··· Data extract ···

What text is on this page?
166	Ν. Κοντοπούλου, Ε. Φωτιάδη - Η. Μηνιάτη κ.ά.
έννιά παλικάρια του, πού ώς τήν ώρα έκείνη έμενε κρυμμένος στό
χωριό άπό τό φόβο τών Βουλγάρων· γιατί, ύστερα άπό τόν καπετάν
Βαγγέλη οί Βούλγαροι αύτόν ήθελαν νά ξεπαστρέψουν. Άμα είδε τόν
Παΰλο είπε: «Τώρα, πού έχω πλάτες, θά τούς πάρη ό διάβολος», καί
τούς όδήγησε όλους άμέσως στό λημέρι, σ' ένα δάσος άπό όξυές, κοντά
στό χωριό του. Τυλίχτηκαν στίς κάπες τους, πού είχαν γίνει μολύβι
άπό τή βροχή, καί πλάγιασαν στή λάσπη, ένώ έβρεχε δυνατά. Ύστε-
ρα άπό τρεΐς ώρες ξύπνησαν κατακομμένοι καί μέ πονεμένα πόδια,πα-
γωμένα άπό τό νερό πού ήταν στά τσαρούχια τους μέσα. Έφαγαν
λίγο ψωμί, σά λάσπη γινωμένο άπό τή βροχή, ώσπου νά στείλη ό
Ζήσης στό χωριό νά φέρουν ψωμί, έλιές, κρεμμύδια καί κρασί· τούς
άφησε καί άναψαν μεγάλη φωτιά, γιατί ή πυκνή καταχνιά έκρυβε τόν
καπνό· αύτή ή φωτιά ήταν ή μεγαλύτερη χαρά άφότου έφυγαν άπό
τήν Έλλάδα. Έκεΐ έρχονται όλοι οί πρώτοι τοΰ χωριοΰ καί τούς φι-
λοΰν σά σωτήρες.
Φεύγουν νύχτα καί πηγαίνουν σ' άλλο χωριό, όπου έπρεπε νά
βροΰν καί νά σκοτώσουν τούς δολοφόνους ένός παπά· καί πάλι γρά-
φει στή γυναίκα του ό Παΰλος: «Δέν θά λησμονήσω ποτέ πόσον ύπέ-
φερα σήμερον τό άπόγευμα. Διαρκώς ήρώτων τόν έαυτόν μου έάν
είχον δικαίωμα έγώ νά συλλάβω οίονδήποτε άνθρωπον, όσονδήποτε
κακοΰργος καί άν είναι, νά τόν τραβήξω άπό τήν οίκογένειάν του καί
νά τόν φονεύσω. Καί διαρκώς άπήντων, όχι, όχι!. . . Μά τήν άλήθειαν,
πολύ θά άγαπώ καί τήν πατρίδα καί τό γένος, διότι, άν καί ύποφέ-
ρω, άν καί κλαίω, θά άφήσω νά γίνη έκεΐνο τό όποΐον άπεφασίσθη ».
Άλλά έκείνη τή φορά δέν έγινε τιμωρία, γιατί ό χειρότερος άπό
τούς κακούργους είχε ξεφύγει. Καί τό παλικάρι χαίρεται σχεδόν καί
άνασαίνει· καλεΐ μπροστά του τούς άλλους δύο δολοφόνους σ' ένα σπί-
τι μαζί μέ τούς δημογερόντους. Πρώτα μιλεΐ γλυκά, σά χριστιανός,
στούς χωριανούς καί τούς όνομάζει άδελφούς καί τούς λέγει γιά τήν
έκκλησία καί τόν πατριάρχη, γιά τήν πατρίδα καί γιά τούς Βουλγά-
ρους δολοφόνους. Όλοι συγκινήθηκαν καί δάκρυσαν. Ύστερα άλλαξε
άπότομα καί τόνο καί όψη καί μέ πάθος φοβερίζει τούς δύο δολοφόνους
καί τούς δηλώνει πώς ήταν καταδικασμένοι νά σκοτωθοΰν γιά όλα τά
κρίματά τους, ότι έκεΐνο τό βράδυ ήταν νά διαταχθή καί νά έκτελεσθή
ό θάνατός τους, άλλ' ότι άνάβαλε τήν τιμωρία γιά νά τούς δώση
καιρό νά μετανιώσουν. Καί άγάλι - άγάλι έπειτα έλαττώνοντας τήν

···

◆ **Objective**: Only lines with the word "τιμωρία" are wanted, so copy each one from the records.

◆ **Full solution**:
Άλλά έκείνη τή φορά δέν έγινε τιμωρία, γιατί ό χειρότερος άπό
ό θάνατός τους, άλλ' ότι άνάβαλε τήν τιμωρία γιά νά τούς δώση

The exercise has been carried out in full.